**SET EXERCISE**
The records below must be written out exactly, with every picture left behind.

[START INFORMATION PROVIDED]

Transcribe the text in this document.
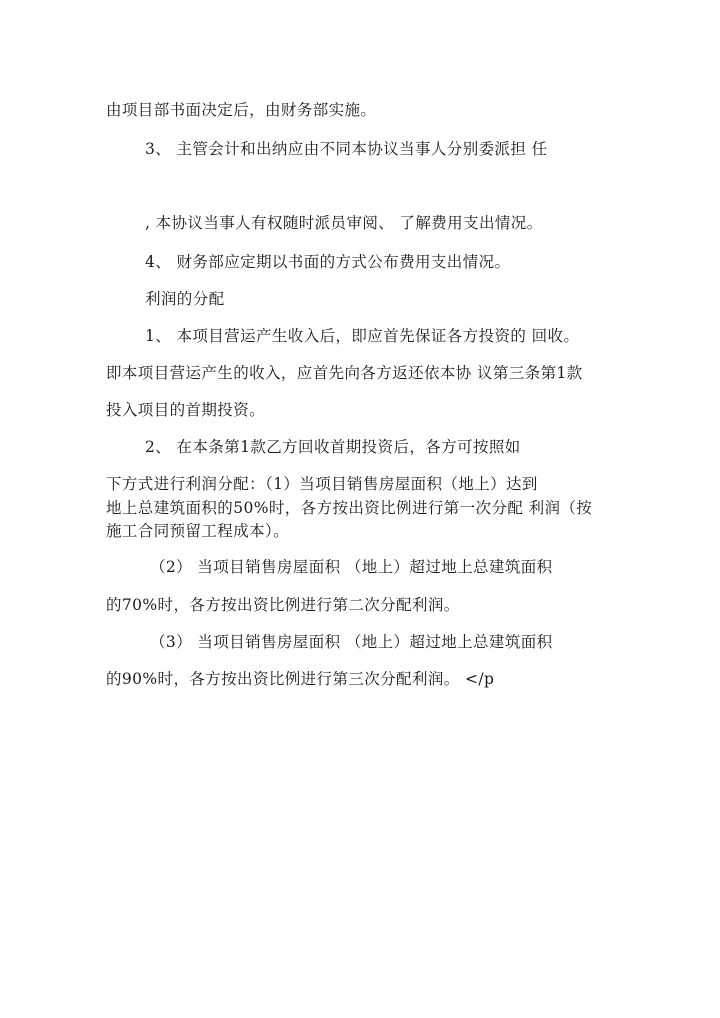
由项目部书面决定后，由财务部实施。
3、 主管会计和出纳应由不同本协议当事人分别委派担 任
, 本协议当事人有权随时派员审阅、 了解费用支出情况。
4、 财务部应定期以书面的方式公布费用支出情况。
利润的分配
1、 本项目营运产生收入后，即应首先保证各方投资的 回收。
即本项目营运产生的收入，应首先向各方返还依本协 议第三条第1款
投入项目的首期投资。
2、 在本条第1款乙方回收首期投资后，各方可按照如
下方式进行利润分配：（1）当项目销售房屋面积（地上）达到
地上总建筑面积的50%时，各方按出资比例进行第一次分配 利润（按
施工合同预留工程成本）。
（2） 当项目销售房屋面积 （地上）超过地上总建筑面积
的70%时，各方按出资比例进行第二次分配利润。
（3） 当项目销售房屋面积 （地上）超过地上总建筑面积
的90%时，各方按出资比例进行第三次分配利润。 </p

[END INFORMATION PROVIDED]

**WRITTEN ANSWER**
Transcribe the text in this document.
由项目部书面决定后，由财务部实施。
3、 主管会计和出纳应由不同本协议当事人分别委派担 任
, 本协议当事人有权随时派员审阅、 了解费用支出情况。
4、 财务部应定期以书面的方式公布费用支出情况。
利润的分配
1、 本项目营运产生收入后，即应首先保证各方投资的 回收。
即本项目营运产生的收入，应首先向各方返还依本协 议第三条第1款
投入项目的首期投资。
2、 在本条第1款乙方回收首期投资后，各方可按照如
下方式进行利润分配：（1）当项目销售房屋面积（地上）达到
地上总建筑面积的50%时，各方按出资比例进行第一次分配 利润（按
施工合同预留工程成本）。
（2） 当项目销售房屋面积 （地上）超过地上总建筑面积
的70%时，各方按出资比例进行第二次分配利润。
（3） 当项目销售房屋面积 （地上）超过地上总建筑面积
的90%时，各方按出资比例进行第三次分配利润。 </p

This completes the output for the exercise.